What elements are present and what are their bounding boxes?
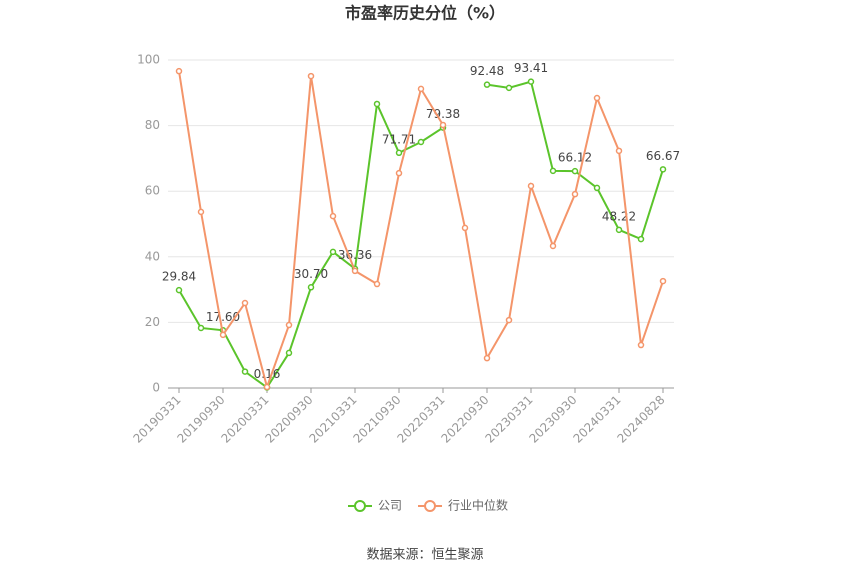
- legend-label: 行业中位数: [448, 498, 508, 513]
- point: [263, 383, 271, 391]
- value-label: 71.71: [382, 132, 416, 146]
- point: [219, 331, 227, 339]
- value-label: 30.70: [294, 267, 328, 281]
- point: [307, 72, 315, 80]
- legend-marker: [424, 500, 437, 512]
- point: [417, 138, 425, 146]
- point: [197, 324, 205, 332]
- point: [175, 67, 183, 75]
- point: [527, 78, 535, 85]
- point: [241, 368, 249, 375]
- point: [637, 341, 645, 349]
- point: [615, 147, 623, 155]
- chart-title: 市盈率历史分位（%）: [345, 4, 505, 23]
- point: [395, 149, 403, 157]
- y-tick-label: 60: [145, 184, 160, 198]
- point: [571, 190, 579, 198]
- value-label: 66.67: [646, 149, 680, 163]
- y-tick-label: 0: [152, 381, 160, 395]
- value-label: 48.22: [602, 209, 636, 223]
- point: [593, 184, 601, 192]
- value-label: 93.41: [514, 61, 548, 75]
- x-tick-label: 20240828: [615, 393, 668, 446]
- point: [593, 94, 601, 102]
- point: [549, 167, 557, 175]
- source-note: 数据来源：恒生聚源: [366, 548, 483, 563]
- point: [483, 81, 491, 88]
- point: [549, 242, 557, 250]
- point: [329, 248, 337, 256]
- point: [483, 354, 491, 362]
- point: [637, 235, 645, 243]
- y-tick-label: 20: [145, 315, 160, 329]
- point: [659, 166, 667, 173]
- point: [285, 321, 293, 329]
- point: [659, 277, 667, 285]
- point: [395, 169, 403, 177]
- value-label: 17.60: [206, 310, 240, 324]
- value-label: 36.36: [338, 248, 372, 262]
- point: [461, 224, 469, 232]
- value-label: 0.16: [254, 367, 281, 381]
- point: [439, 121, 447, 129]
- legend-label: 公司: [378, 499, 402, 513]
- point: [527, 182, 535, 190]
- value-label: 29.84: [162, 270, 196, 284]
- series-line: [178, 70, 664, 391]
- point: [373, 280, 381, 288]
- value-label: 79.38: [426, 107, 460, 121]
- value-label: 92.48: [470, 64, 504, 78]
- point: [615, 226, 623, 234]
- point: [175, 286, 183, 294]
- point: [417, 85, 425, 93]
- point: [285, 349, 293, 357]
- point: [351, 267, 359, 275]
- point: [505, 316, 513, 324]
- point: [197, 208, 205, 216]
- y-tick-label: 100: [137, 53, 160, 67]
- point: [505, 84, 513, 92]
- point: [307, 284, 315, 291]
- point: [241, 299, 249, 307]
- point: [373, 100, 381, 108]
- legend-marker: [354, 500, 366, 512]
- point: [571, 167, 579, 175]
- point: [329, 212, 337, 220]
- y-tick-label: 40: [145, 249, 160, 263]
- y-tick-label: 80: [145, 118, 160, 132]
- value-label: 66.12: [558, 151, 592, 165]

■ **GIVEN TASK**
Can you put every line of the records above into a Markdown table with the columns Row and Line, numbering the rows and skipping any blank lines? Leave the pictures out.

■ **PROBLEM SOLUTION**
| Row | Line |
|---|---|
| 1 | What elements are present and what are their bounding boxes? |
| 2 | - legend-label: 行业中位数: [448, 498, 508, 513] |
| 3 | - point: [263, 383, 271, 391] |
| 4 | - value-label: 71.71: [382, 132, 416, 146] |
| 5 | - point: [219, 331, 227, 339] |
| 6 | - value-label: 30.70: [294, 267, 328, 281] |
| 7 | - point: [307, 72, 315, 80] |
| 8 | - legend-marker: [424, 500, 437, 512] |
| 9 | - point: [417, 138, 425, 146] |
| 10 | - point: [197, 324, 205, 332] |
| 11 | - point: [175, 67, 183, 75] |
| 12 | - point: [527, 78, 535, 85] |
| 13 | - point: [241, 368, 249, 375] |
| 14 | - point: [637, 341, 645, 349] |
| 15 | - point: [615, 147, 623, 155] |
| 16 | - chart-title: 市盈率历史分位（%）: [345, 4, 505, 23] |
| 17 | - point: [395, 149, 403, 157] |
| 18 | - y-tick-label: 60: [145, 184, 160, 198] |
| 19 | - point: [571, 190, 579, 198] |
| 20 | - value-label: 66.67: [646, 149, 680, 163] |
| 21 | - y-tick-label: 0: [152, 381, 160, 395] |
| 22 | - value-label: 48.22: [602, 209, 636, 223] |
| 23 | - point: [593, 184, 601, 192] |
| 24 | - value-label: 93.41: [514, 61, 548, 75] |
| 25 | - x-tick-label: 20240828: [615, 393, 668, 446] |
| 26 | - point: [593, 94, 601, 102] |
| 27 | - point: [549, 167, 557, 175] |
| 28 | - source-note: 数据来源：恒生聚源: [366, 548, 483, 563] |
| 29 | - point: [483, 81, 491, 88] |
| 30 | - point: [549, 242, 557, 250] |
| 31 | - point: [329, 248, 337, 256] |
| 32 | - point: [483, 354, 491, 362] |
| 33 | - point: [637, 235, 645, 243] |
| 34 | - y-tick-label: 20: [145, 315, 160, 329] |
| 35 | - point: [659, 166, 667, 173] |
| 36 | - point: [285, 321, 293, 329] |
| 37 | - point: [659, 277, 667, 285] |
| 38 | - point: [395, 169, 403, 177] |
| 39 | - value-label: 17.60: [206, 310, 240, 324] |
| 40 | - value-label: 36.36: [338, 248, 372, 262] |
| 41 | - point: [461, 224, 469, 232] |
| 42 | - value-label: 0.16: [254, 367, 281, 381] |
| 43 | - point: [439, 121, 447, 129] |
| 44 | - legend-label: 公司: [378, 499, 402, 513] |
| 45 | - point: [527, 182, 535, 190] |
| 46 | - value-label: 29.84: [162, 270, 196, 284] |
| 47 | - series-line: [178, 70, 664, 391] |
| 48 | - point: [373, 280, 381, 288] |
| 49 | - value-label: 79.38: [426, 107, 460, 121] |
| 50 | - value-label: 92.48: [470, 64, 504, 78] |
| 51 | - point: [615, 226, 623, 234] |
| 52 | - point: [175, 286, 183, 294] |
| 53 | - point: [417, 85, 425, 93] |
| 54 | - point: [285, 349, 293, 357] |
| 55 | - point: [351, 267, 359, 275] |
| 56 | - point: [505, 316, 513, 324] |
| 57 | - point: [197, 208, 205, 216] |
| 58 | - y-tick-label: 100: [137, 53, 160, 67] |
| 59 | - point: [505, 84, 513, 92] |
| 60 | - point: [307, 284, 315, 291] |
| 61 | - point: [241, 299, 249, 307] |
| 62 | - point: [373, 100, 381, 108] |
| 63 | - legend-marker: [354, 500, 366, 512] |
| 64 | - point: [571, 167, 579, 175] |
| 65 | - point: [329, 212, 337, 220] |
| 66 | - y-tick-label: 40: [145, 249, 160, 263] |
| 67 | - y-tick-label: 80: [145, 118, 160, 132] |
| 68 | - value-label: 66.12: [558, 151, 592, 165] |